> **GIVEN TASK**
Write out all the material exactly. Leave nothing out.

— begin —

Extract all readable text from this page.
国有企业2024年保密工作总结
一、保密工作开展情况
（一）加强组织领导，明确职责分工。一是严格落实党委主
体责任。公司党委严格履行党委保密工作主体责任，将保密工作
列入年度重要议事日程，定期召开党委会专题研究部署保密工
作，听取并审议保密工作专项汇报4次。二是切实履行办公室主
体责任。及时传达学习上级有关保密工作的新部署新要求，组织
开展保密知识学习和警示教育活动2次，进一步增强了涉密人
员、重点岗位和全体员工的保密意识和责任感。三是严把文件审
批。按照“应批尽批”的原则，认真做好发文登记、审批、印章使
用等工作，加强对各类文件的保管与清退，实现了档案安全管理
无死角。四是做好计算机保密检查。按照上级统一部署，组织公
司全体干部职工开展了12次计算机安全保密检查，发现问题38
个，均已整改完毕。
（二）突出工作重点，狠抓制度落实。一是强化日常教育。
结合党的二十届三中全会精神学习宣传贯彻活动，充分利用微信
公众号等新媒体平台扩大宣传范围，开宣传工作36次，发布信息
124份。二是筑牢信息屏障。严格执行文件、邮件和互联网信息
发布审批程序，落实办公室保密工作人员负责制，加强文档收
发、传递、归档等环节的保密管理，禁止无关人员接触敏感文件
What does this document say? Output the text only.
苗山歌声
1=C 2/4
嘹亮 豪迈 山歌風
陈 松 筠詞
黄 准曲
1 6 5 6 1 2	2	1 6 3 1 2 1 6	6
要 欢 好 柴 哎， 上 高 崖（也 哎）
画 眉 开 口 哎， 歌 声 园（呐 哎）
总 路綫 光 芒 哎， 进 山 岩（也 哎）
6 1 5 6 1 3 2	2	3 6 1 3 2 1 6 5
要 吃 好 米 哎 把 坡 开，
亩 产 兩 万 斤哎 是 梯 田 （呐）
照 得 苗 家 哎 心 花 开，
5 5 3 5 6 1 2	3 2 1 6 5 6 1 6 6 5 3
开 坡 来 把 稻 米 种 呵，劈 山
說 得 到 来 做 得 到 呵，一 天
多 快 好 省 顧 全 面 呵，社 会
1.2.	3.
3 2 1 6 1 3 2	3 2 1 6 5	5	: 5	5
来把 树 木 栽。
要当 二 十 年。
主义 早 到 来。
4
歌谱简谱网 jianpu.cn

— end —

> **ANSWER**
Extract all readable text from this page.
国有企业2024年保密工作总结
一、保密工作开展情况
（一）加强组织领导，明确职责分工。一是严格落实党委主
体责任。公司党委严格履行党委保密工作主体责任，将保密工作
列入年度重要议事日程，定期召开党委会专题研究部署保密工
作，听取并审议保密工作专项汇报4次。二是切实履行办公室主
体责任。及时传达学习上级有关保密工作的新部署新要求，组织
开展保密知识学习和警示教育活动2次，进一步增强了涉密人
员、重点岗位和全体员工的保密意识和责任感。三是严把文件审
批。按照“应批尽批”的原则，认真做好发文登记、审批、印章使
用等工作，加强对各类文件的保管与清退，实现了档案安全管理
无死角。四是做好计算机保密检查。按照上级统一部署，组织公
司全体干部职工开展了12次计算机安全保密检查，发现问题38
个，均已整改完毕。
（二）突出工作重点，狠抓制度落实。一是强化日常教育。
结合党的二十届三中全会精神学习宣传贯彻活动，充分利用微信
公众号等新媒体平台扩大宣传范围，开宣传工作36次，发布信息
124份。二是筑牢信息屏障。严格执行文件、邮件和互联网信息
发布审批程序，落实办公室保密工作人员负责制，加强文档收
发、传递、归档等环节的保密管理，禁止无关人员接触敏感文件
What does this document say? Output the text only.
苗山歌声
1=C 2/4
嘹亮 豪迈 山歌風
陈 松 筠詞
黄 准曲
1 6 5 6 1 2	2	1 6 3 1 2 1 6	6
要 欢 好 柴 哎， 上 高 崖（也 哎）
画 眉 开 口 哎， 歌 声 园（呐 哎）
总 路綫 光 芒 哎， 进 山 岩（也 哎）
6 1 5 6 1 3 2	2	3 6 1 3 2 1 6 5
要 吃 好 米 哎 把 坡 开，
亩 产 兩 万 斤哎 是 梯 田 （呐）
照 得 苗 家 哎 心 花 开，
5 5 3 5 6 1 2	3 2 1 6 5 6 1 6 6 5 3
开 坡 来 把 稻 米 种 呵，劈 山
說 得 到 来 做 得 到 呵，一 天
多 快 好 省 顧 全 面 呵，社 会
1.2.	3.
3 2 1 6 1 3 2	3 2 1 6 5	5	: 5	5
来把 树 木 栽。
要当 二 十 年。
主义 早 到 来。
4
歌谱简谱网 jianpu.cn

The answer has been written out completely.